**Your task**
Every record must be repeated exactly, with no omission.

>> START Data entries

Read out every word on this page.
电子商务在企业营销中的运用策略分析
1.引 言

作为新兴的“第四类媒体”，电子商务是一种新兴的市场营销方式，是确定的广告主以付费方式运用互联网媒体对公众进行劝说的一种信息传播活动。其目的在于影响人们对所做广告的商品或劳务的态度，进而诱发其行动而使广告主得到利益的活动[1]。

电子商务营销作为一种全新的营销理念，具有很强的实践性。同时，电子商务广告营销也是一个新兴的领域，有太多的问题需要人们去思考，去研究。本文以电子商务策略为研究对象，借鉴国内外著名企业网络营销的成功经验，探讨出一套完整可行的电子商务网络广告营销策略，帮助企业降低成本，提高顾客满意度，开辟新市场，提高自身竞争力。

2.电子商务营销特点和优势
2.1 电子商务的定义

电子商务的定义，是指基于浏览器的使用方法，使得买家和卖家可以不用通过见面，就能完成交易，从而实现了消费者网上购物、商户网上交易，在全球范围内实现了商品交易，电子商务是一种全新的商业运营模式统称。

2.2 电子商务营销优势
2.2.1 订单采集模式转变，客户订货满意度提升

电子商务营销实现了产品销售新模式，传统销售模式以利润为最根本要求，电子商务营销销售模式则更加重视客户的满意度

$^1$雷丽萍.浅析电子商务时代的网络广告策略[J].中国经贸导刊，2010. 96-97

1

>> END Data entries

**Worked solution**
Read out every word on this page.
电子商务在企业营销中的运用策略分析
1.引 言

作为新兴的“第四类媒体”，电子商务是一种新兴的市场营销方式，是确定的广告主以付费方式运用互联网媒体对公众进行劝说的一种信息传播活动。其目的在于影响人们对所做广告的商品或劳务的态度，进而诱发其行动而使广告主得到利益的活动[1]。

电子商务营销作为一种全新的营销理念，具有很强的实践性。同时，电子商务广告营销也是一个新兴的领域，有太多的问题需要人们去思考，去研究。本文以电子商务策略为研究对象，借鉴国内外著名企业网络营销的成功经验，探讨出一套完整可行的电子商务网络广告营销策略，帮助企业降低成本，提高顾客满意度，开辟新市场，提高自身竞争力。

2.电子商务营销特点和优势
2.1 电子商务的定义

电子商务的定义，是指基于浏览器的使用方法，使得买家和卖家可以不用通过见面，就能完成交易，从而实现了消费者网上购物、商户网上交易，在全球范围内实现了商品交易，电子商务是一种全新的商业运营模式统称。

2.2 电子商务营销优势
2.2.1 订单采集模式转变，客户订货满意度提升

电子商务营销实现了产品销售新模式，传统销售模式以利润为最根本要求，电子商务营销销售模式则更加重视客户的满意度

$^1$雷丽萍.浅析电子商务时代的网络广告策略[J].中国经贸导刊，2010. 96-97

1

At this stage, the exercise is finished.